■ BRIEF ■
Every entry must be repeated exactly. Exclude all pictures.

■ DATA EXTRACT ■
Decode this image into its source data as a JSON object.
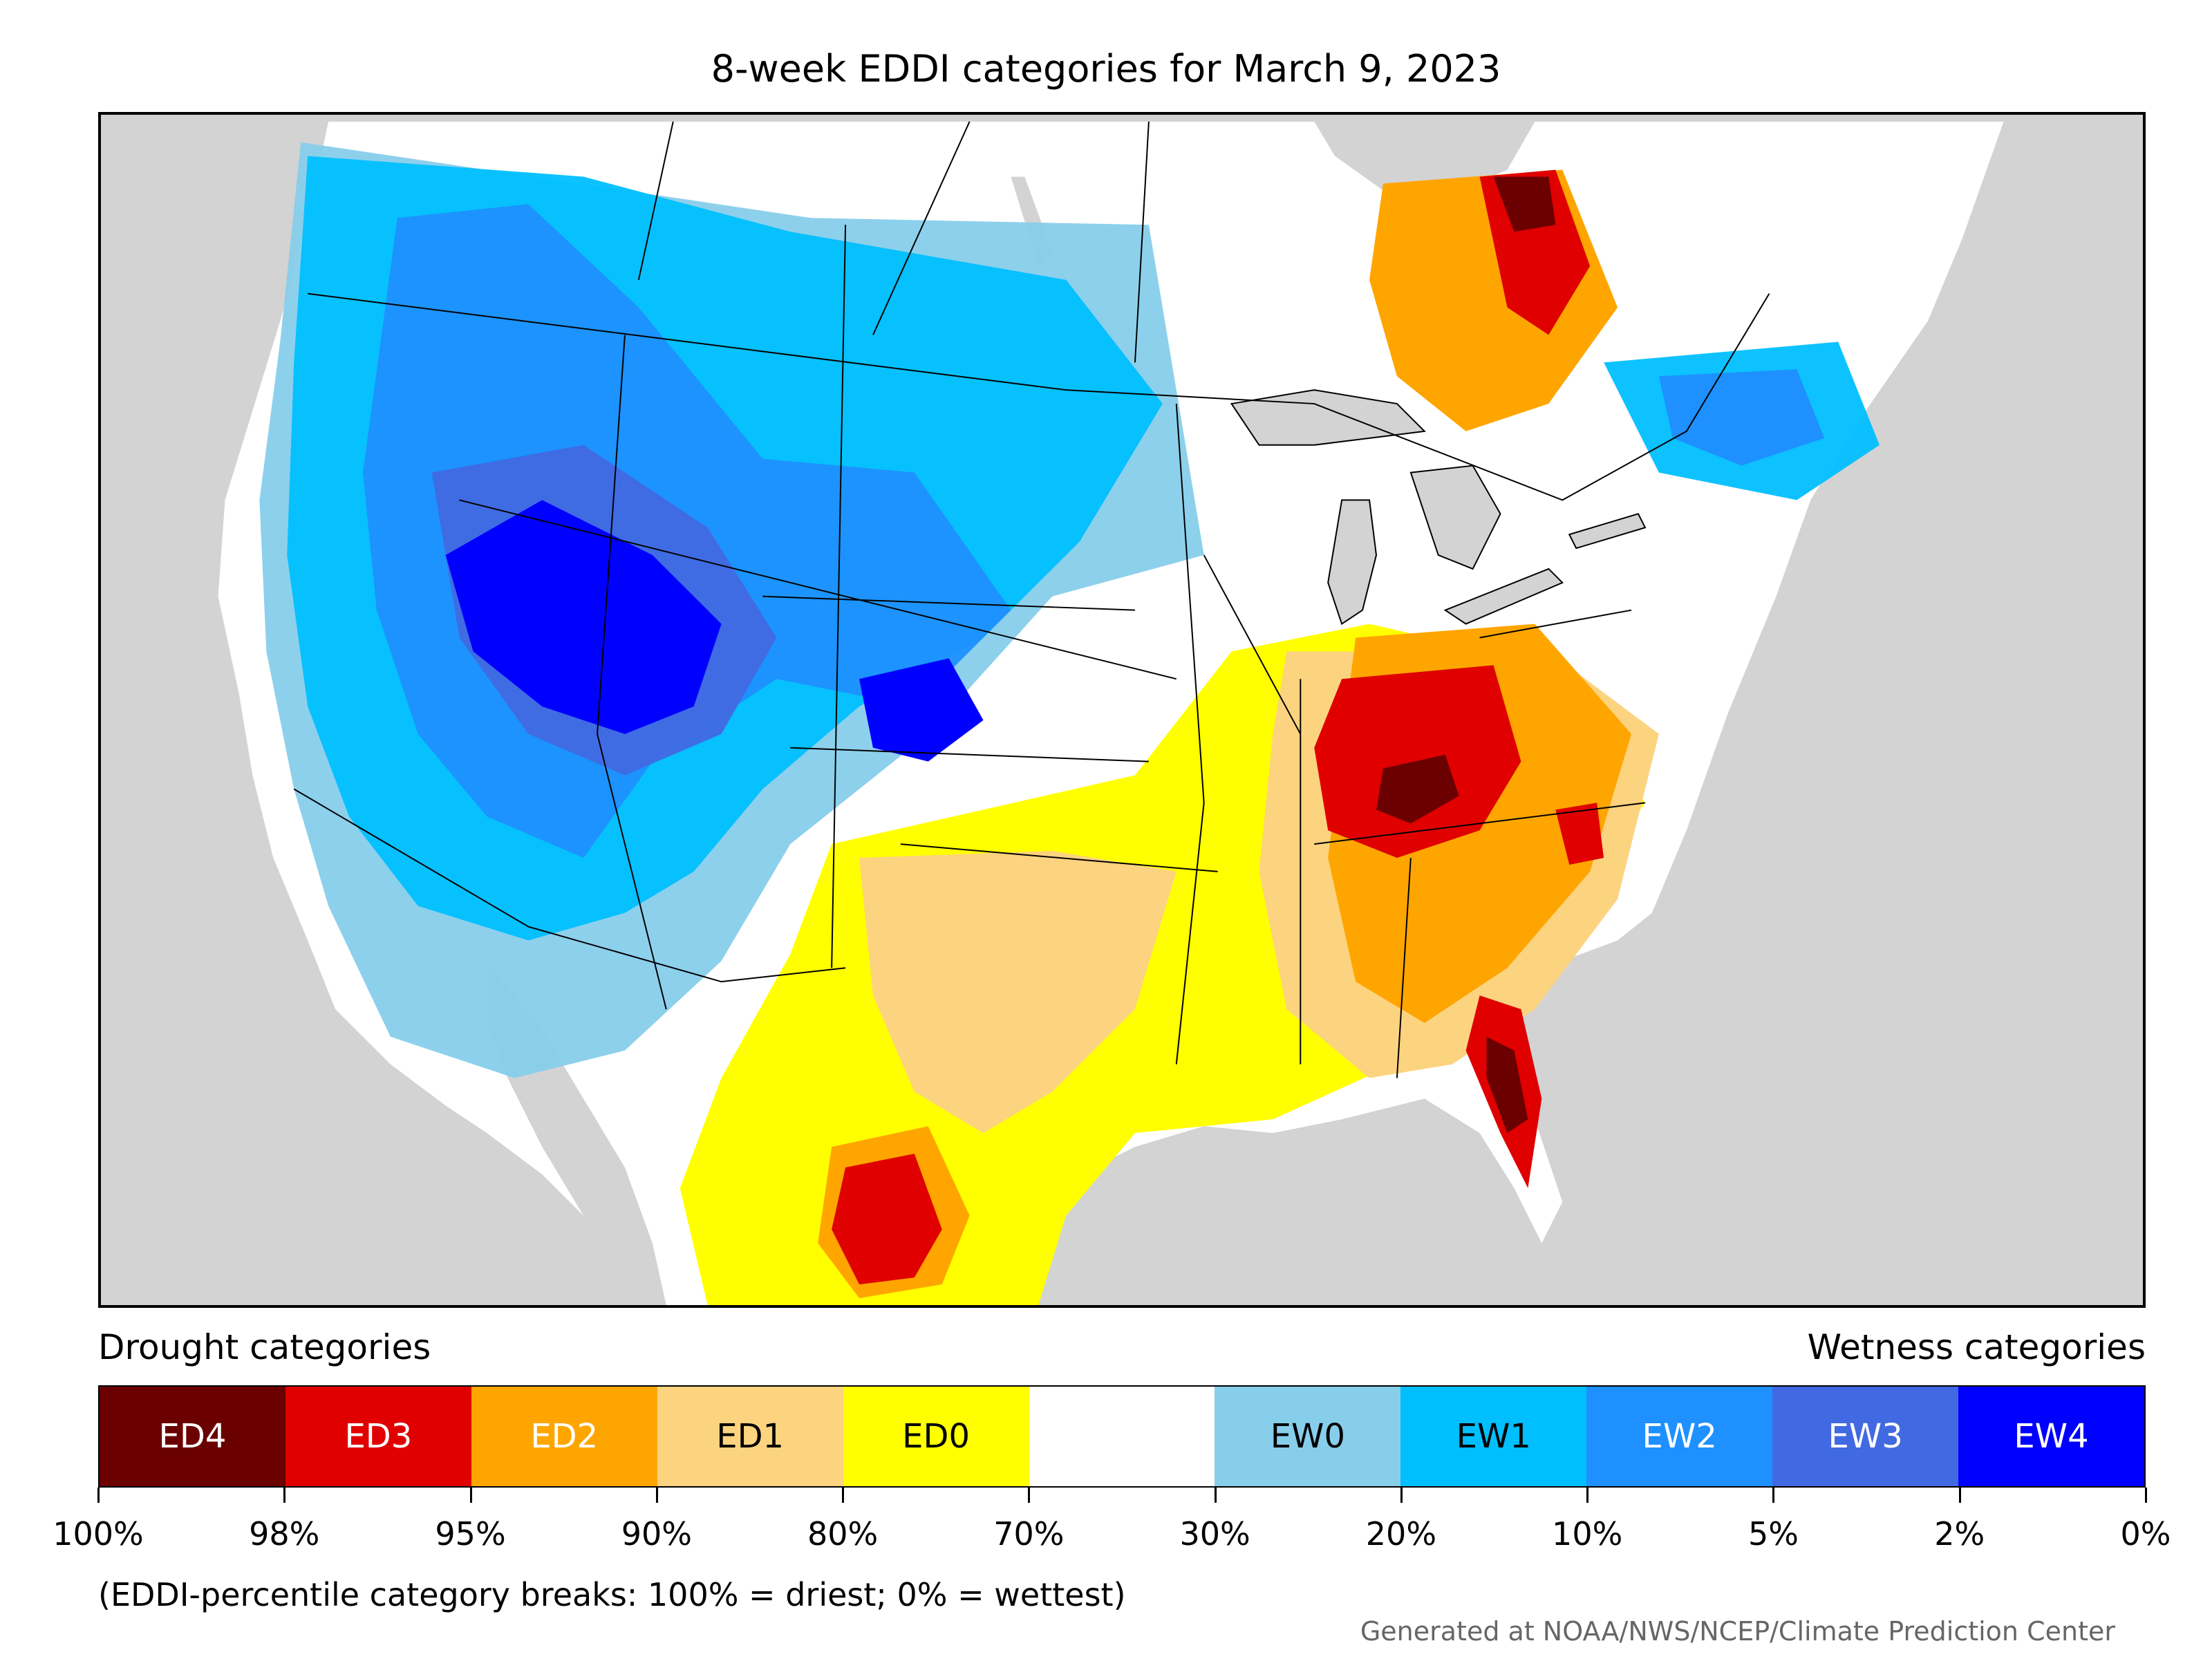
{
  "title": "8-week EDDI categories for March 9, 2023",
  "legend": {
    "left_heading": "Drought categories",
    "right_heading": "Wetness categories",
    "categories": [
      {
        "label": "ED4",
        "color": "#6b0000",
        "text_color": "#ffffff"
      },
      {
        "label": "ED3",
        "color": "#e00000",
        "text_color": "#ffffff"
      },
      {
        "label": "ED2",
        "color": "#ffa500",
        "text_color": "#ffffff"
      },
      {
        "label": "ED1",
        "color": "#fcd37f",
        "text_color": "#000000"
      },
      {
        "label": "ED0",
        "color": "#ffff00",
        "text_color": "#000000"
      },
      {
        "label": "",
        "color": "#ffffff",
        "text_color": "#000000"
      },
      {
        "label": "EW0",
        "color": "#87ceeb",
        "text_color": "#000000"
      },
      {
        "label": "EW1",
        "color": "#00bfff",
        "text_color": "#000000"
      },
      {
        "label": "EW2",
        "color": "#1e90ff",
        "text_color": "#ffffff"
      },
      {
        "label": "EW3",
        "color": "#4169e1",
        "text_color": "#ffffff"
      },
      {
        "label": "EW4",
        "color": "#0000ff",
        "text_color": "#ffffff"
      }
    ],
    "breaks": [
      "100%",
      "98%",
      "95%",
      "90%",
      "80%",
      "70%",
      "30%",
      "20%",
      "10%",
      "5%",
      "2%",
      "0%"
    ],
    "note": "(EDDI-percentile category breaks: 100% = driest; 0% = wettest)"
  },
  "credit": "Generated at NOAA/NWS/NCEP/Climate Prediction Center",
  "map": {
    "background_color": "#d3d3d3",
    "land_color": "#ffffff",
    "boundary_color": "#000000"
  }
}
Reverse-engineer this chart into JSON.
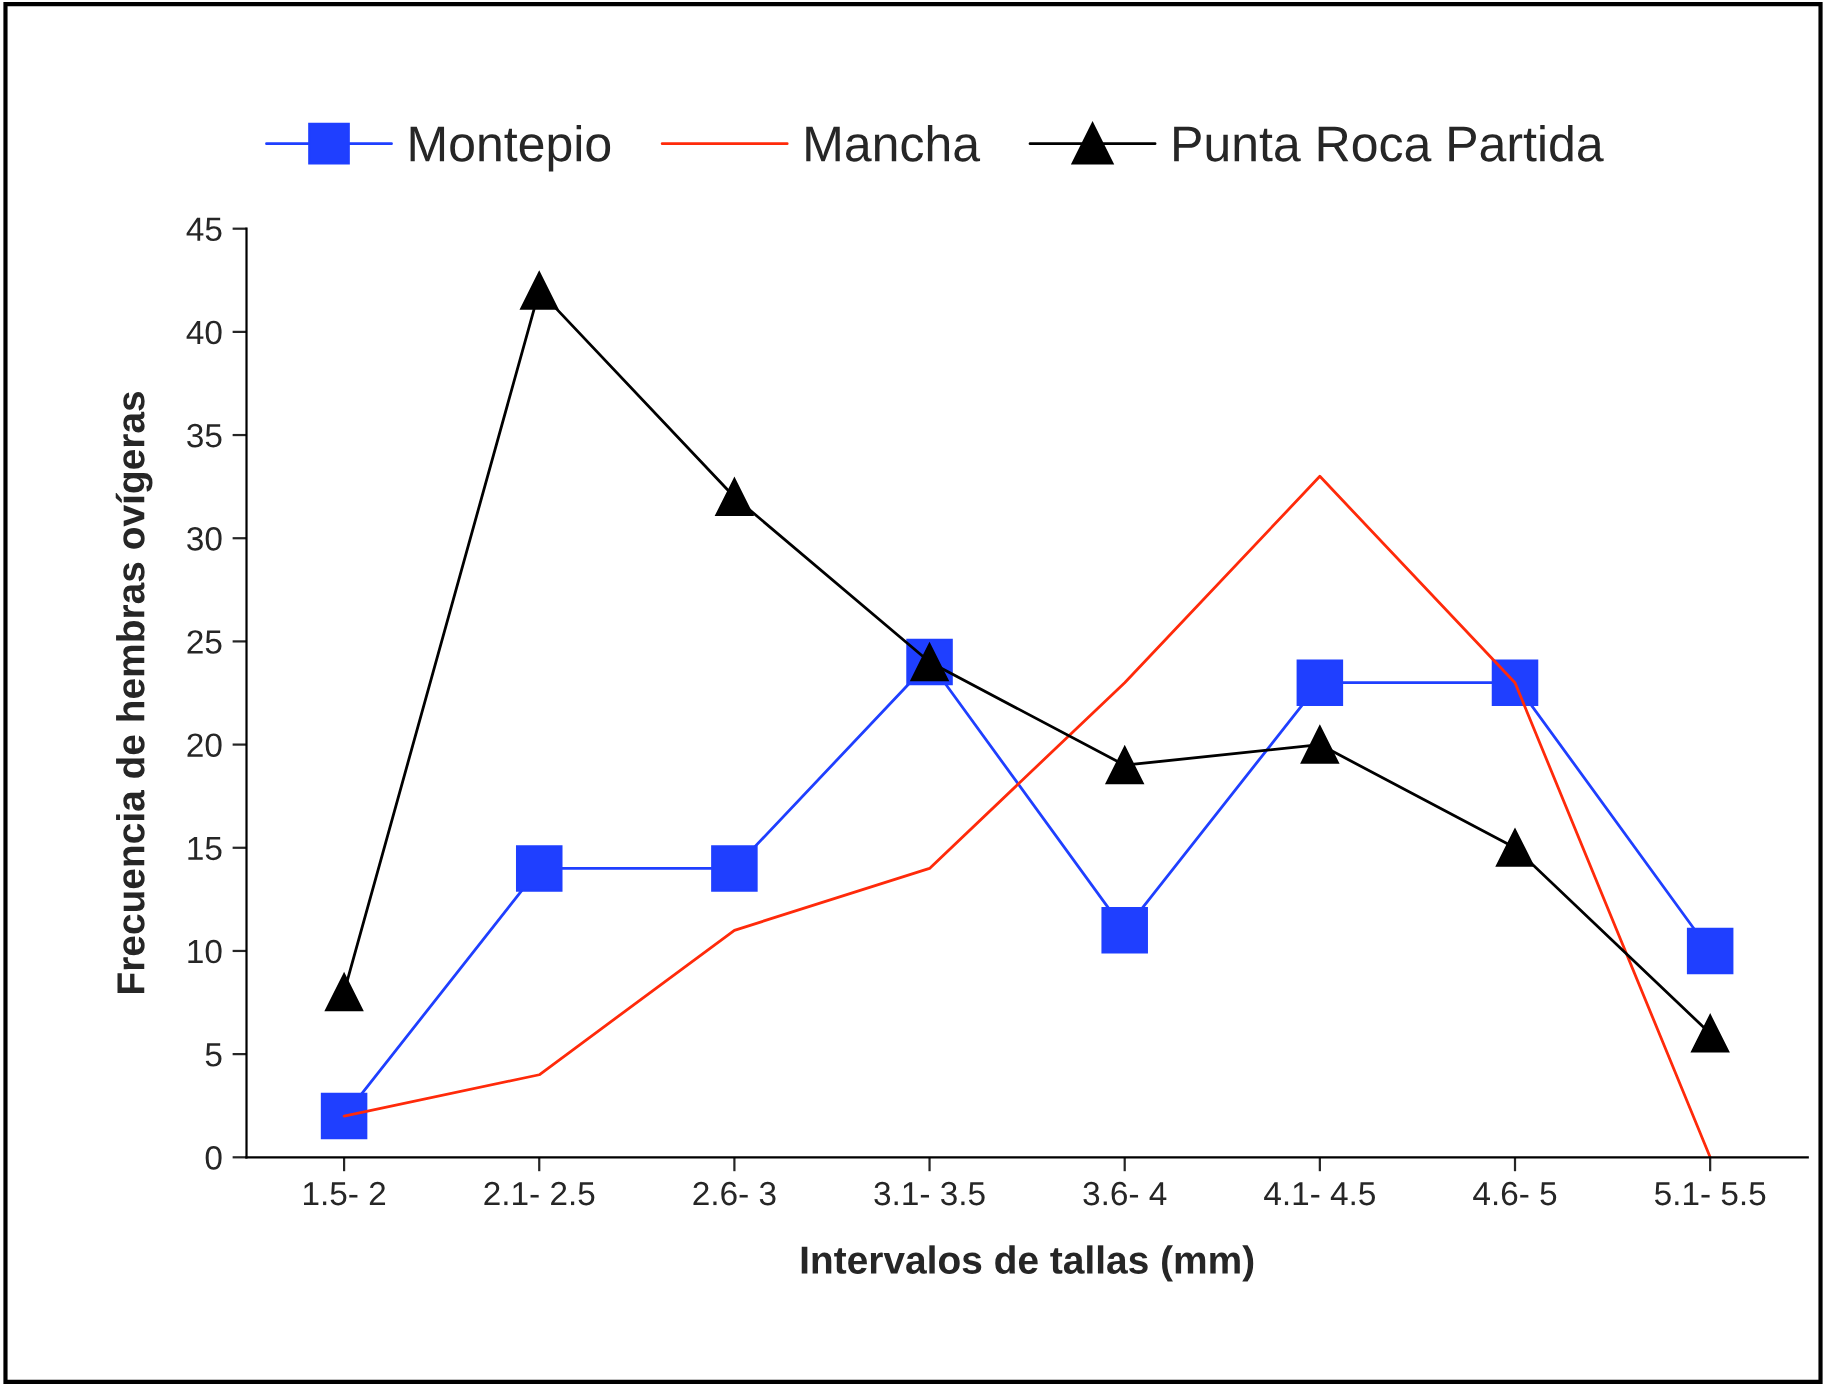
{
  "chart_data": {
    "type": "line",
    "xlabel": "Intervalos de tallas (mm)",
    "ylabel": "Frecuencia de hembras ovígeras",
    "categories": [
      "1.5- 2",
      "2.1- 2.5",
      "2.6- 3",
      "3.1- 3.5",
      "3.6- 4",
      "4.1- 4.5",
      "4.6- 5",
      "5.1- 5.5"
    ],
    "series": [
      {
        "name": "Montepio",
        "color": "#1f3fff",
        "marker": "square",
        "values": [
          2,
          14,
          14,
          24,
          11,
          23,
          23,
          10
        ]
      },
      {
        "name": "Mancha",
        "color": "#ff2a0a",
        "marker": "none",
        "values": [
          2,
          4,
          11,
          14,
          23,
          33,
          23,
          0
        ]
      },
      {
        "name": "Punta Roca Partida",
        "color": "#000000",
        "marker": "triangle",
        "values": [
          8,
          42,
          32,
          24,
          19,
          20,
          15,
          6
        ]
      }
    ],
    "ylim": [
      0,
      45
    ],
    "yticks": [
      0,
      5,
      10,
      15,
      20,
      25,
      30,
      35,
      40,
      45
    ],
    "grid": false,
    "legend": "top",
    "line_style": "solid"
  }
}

■ CORRECT RESPONSE ■
Decode this image into its source data as a JSON object.
{
  "title": "8-week EDDI categories for March 9, 2023",
  "legend": {
    "left_heading": "Drought categories",
    "right_heading": "Wetness categories",
    "categories": [
      {
        "label": "ED4",
        "color": "#6b0000",
        "text_color": "#ffffff"
      },
      {
        "label": "ED3",
        "color": "#e00000",
        "text_color": "#ffffff"
      },
      {
        "label": "ED2",
        "color": "#ffa500",
        "text_color": "#ffffff"
      },
      {
        "label": "ED1",
        "color": "#fcd37f",
        "text_color": "#000000"
      },
      {
        "label": "ED0",
        "color": "#ffff00",
        "text_color": "#000000"
      },
      {
        "label": "",
        "color": "#ffffff",
        "text_color": "#000000"
      },
      {
        "label": "EW0",
        "color": "#87ceeb",
        "text_color": "#000000"
      },
      {
        "label": "EW1",
        "color": "#00bfff",
        "text_color": "#000000"
      },
      {
        "label": "EW2",
        "color": "#1e90ff",
        "text_color": "#ffffff"
      },
      {
        "label": "EW3",
        "color": "#4169e1",
        "text_color": "#ffffff"
      },
      {
        "label": "EW4",
        "color": "#0000ff",
        "text_color": "#ffffff"
      }
    ],
    "breaks": [
      "100%",
      "98%",
      "95%",
      "90%",
      "80%",
      "70%",
      "30%",
      "20%",
      "10%",
      "5%",
      "2%",
      "0%"
    ],
    "note": "(EDDI-percentile category breaks: 100% = driest; 0% = wettest)"
  },
  "credit": "Generated at NOAA/NWS/NCEP/Climate Prediction Center",
  "map": {
    "background_color": "#d3d3d3",
    "land_color": "#ffffff",
    "boundary_color": "#000000"
  }
}
Reverse-engineer this chart into JSON.
{
  "chart_data": {
    "type": "line",
    "xlabel": "Intervalos de tallas (mm)",
    "ylabel": "Frecuencia de hembras ovígeras",
    "categories": [
      "1.5- 2",
      "2.1- 2.5",
      "2.6- 3",
      "3.1- 3.5",
      "3.6- 4",
      "4.1- 4.5",
      "4.6- 5",
      "5.1- 5.5"
    ],
    "series": [
      {
        "name": "Montepio",
        "color": "#1f3fff",
        "marker": "square",
        "values": [
          2,
          14,
          14,
          24,
          11,
          23,
          23,
          10
        ]
      },
      {
        "name": "Mancha",
        "color": "#ff2a0a",
        "marker": "none",
        "values": [
          2,
          4,
          11,
          14,
          23,
          33,
          23,
          0
        ]
      },
      {
        "name": "Punta Roca Partida",
        "color": "#000000",
        "marker": "triangle",
        "values": [
          8,
          42,
          32,
          24,
          19,
          20,
          15,
          6
        ]
      }
    ],
    "ylim": [
      0,
      45
    ],
    "yticks": [
      0,
      5,
      10,
      15,
      20,
      25,
      30,
      35,
      40,
      45
    ],
    "grid": false,
    "legend": "top",
    "line_style": "solid"
  }
}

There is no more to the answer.